▸ Directions:
Count every line of the listing where the string "cloudshell" occurs, and reply with the count alone.

────────────────

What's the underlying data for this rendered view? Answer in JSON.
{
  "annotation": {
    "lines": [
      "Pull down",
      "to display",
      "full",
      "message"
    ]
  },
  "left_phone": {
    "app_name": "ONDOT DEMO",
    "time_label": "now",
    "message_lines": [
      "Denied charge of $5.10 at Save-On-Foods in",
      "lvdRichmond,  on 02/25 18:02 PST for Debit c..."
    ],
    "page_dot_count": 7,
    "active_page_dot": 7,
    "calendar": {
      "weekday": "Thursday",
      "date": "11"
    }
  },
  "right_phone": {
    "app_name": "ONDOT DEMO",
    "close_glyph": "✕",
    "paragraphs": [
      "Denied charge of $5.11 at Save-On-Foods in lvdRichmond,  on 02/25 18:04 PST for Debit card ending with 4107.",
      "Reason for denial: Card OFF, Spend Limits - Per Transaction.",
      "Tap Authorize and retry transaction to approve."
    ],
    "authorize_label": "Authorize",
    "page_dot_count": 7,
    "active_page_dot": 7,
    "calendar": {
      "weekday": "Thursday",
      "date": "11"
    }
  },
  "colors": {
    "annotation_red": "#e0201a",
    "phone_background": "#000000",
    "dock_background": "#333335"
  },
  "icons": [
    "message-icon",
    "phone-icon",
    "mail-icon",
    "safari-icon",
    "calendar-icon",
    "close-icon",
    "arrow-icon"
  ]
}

────────────────

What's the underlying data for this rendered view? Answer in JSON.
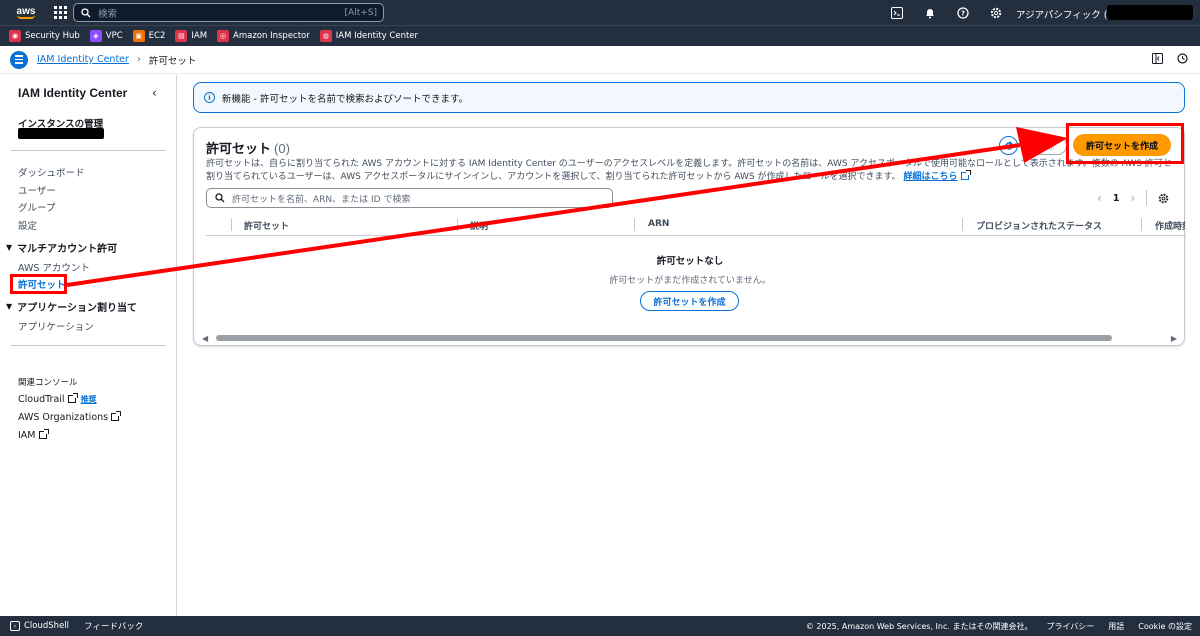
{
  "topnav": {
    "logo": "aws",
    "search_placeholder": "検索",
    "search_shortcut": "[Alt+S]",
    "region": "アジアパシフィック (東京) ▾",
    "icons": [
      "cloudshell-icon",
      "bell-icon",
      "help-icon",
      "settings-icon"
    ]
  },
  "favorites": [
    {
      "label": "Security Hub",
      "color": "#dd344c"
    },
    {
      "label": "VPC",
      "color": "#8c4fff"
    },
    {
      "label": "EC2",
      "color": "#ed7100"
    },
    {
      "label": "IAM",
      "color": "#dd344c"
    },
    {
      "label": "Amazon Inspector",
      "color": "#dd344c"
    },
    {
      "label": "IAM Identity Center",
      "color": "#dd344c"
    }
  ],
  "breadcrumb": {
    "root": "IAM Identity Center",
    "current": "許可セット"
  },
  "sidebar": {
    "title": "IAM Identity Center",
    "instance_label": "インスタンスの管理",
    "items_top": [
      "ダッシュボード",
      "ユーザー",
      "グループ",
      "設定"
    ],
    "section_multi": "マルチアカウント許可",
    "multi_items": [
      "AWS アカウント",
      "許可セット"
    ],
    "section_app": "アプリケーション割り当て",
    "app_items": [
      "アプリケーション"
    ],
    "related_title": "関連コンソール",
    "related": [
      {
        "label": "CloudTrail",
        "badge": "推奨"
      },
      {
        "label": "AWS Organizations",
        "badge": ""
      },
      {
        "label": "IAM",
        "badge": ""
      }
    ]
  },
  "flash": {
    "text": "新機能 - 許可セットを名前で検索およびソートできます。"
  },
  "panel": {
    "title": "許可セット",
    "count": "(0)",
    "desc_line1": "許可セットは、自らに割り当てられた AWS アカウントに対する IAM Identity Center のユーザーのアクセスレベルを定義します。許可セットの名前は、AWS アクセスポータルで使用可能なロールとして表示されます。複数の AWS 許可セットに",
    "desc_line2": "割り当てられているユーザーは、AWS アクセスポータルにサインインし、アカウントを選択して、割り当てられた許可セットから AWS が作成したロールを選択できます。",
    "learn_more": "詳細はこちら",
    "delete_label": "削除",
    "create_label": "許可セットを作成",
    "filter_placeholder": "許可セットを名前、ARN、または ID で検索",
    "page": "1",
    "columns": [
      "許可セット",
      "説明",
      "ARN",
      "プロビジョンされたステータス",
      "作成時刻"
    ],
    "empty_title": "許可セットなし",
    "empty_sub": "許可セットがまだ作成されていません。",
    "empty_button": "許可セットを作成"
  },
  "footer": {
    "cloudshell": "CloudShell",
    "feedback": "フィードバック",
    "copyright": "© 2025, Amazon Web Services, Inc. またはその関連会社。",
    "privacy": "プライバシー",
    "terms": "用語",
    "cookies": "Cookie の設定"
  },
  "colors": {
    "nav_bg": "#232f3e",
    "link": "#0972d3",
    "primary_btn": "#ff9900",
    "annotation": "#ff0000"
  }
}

────────────────

▸ Final result:
2